## Figure record listings
— begin —

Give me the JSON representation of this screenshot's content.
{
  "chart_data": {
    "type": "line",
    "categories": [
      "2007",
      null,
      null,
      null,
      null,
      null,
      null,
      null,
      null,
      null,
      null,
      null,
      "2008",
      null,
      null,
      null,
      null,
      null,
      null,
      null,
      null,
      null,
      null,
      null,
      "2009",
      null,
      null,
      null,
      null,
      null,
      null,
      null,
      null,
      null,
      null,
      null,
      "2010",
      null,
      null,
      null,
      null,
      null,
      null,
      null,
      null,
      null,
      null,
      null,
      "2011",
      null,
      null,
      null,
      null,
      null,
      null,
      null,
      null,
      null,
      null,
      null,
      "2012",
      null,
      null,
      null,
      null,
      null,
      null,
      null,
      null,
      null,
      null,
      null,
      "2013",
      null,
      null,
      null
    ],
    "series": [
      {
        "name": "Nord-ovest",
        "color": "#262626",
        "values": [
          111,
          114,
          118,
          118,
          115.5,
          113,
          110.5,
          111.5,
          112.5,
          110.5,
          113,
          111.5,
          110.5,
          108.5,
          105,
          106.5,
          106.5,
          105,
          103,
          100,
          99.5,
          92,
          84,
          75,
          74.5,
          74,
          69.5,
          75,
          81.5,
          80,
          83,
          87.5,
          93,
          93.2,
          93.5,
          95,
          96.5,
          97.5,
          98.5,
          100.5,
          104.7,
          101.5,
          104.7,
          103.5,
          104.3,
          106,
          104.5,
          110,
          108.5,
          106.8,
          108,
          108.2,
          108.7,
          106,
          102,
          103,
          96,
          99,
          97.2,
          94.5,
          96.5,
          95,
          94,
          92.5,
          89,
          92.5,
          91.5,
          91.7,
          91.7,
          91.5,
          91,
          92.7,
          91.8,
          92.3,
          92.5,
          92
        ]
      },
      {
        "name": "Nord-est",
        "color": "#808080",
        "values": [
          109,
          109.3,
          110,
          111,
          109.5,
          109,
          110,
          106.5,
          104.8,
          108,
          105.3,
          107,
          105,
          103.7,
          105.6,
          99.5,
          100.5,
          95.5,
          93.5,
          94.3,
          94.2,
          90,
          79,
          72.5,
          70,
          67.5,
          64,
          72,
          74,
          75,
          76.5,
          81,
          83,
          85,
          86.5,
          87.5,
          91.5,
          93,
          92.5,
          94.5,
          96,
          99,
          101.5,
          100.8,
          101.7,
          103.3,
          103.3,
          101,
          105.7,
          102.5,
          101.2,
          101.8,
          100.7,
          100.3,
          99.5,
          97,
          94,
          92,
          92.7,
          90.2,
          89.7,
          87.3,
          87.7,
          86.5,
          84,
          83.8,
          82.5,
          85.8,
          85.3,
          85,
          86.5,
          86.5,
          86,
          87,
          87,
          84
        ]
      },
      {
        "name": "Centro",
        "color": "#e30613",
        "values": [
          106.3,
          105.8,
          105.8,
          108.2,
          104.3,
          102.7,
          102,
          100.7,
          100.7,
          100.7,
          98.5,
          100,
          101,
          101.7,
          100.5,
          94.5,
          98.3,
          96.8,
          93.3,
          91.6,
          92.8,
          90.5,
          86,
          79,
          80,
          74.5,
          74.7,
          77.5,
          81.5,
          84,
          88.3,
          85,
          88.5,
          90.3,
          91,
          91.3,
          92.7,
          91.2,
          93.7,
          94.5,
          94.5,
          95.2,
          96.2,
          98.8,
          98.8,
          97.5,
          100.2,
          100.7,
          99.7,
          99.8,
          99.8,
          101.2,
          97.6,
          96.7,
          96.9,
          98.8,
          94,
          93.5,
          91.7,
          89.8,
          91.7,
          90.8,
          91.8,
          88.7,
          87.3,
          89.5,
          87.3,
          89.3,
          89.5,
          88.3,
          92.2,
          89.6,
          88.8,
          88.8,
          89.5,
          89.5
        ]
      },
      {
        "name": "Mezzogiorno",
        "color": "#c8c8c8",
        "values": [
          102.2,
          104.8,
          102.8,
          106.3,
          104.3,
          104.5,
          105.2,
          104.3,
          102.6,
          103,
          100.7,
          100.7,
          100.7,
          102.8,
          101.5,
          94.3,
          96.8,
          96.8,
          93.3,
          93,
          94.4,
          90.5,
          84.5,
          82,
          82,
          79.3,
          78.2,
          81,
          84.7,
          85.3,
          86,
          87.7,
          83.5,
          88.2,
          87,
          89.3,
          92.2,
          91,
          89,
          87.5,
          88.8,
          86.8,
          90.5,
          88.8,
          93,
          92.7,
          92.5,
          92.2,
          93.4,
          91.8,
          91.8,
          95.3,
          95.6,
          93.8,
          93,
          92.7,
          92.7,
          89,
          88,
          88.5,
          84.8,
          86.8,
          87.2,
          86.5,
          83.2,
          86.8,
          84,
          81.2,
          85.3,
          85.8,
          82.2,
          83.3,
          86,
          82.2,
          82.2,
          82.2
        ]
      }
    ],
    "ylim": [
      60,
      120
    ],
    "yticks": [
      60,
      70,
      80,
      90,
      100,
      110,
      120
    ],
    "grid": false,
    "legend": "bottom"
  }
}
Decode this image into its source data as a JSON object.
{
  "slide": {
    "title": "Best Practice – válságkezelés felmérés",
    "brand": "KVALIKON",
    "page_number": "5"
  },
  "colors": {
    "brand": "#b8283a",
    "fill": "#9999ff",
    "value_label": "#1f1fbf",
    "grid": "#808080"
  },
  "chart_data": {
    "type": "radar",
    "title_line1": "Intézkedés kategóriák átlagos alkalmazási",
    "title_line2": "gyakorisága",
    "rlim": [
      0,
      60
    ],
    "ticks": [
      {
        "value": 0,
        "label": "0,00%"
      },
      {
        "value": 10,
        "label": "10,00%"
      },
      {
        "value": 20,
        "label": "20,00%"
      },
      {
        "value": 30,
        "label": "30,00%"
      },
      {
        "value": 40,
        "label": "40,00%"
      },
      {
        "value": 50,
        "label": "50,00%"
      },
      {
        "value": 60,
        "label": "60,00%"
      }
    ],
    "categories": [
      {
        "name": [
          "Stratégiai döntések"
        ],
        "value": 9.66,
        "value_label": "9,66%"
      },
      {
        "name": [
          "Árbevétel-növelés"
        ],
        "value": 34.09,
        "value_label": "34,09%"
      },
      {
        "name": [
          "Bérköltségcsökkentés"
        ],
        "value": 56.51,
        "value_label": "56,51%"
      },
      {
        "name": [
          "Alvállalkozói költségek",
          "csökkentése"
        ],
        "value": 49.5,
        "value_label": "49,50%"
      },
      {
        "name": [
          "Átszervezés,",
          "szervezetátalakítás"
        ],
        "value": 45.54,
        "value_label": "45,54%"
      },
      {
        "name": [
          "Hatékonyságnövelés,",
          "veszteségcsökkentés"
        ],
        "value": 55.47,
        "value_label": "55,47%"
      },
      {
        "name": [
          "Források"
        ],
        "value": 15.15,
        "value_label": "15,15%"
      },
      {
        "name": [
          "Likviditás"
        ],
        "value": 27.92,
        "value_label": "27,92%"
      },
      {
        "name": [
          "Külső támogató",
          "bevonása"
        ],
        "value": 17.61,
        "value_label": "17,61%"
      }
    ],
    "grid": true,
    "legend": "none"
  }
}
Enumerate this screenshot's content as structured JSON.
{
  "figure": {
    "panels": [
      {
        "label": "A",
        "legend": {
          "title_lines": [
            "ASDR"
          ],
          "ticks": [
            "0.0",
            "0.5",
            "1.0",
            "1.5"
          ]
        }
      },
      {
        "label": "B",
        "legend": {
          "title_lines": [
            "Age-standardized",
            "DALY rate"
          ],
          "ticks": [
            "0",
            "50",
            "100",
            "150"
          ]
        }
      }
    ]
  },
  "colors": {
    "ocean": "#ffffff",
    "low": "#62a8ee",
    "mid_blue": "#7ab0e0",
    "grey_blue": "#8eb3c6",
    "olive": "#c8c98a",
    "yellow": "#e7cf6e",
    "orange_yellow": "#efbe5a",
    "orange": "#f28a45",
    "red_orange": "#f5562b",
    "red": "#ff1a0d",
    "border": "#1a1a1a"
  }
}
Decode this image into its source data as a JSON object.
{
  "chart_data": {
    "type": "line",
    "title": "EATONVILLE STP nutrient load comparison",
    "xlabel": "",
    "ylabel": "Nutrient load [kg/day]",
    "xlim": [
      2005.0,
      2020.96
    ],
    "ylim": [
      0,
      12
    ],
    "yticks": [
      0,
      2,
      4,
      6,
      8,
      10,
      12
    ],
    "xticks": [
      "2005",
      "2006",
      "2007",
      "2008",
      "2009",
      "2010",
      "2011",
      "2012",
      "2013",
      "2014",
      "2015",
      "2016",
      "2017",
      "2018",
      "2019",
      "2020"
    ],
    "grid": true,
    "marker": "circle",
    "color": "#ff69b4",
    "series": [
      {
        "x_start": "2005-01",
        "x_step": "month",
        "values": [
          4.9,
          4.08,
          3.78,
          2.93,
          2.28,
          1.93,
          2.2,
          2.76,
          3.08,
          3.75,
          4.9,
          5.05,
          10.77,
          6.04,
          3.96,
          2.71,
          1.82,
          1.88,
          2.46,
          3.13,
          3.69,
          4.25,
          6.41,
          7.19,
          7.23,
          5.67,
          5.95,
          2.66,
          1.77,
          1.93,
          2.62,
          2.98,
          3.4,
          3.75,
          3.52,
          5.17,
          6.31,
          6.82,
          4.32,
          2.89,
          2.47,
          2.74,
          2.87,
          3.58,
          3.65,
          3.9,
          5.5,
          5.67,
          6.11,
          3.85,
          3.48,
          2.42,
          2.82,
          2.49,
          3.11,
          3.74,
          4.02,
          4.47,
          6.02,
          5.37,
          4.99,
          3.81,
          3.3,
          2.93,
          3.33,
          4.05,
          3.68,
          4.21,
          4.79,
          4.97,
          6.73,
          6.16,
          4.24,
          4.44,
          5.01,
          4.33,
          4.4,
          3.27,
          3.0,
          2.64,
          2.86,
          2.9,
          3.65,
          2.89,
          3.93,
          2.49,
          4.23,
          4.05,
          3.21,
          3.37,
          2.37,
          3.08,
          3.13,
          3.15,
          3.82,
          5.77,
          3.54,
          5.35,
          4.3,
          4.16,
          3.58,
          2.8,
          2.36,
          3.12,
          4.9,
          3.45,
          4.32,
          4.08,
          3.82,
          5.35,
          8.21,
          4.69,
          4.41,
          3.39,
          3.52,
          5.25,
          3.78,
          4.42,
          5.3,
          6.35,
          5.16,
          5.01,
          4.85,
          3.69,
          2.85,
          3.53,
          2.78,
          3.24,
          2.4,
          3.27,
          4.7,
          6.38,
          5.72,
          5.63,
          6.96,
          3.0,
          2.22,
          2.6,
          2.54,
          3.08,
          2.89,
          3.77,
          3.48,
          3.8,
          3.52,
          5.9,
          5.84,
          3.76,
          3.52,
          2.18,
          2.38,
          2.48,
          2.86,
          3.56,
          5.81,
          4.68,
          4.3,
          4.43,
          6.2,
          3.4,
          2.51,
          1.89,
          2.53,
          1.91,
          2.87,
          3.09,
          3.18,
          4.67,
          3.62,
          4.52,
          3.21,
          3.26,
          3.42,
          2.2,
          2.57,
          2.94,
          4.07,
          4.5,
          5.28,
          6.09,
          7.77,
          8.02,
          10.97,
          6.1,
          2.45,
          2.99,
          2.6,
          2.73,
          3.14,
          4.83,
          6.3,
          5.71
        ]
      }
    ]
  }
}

— end —

## Prompt
Among the lines of the material, find those that hold the word "legend" and copy them.

## Solved exercise
    "legend": "bottom"
    "legend": "none"
        "legend": {
        "legend": {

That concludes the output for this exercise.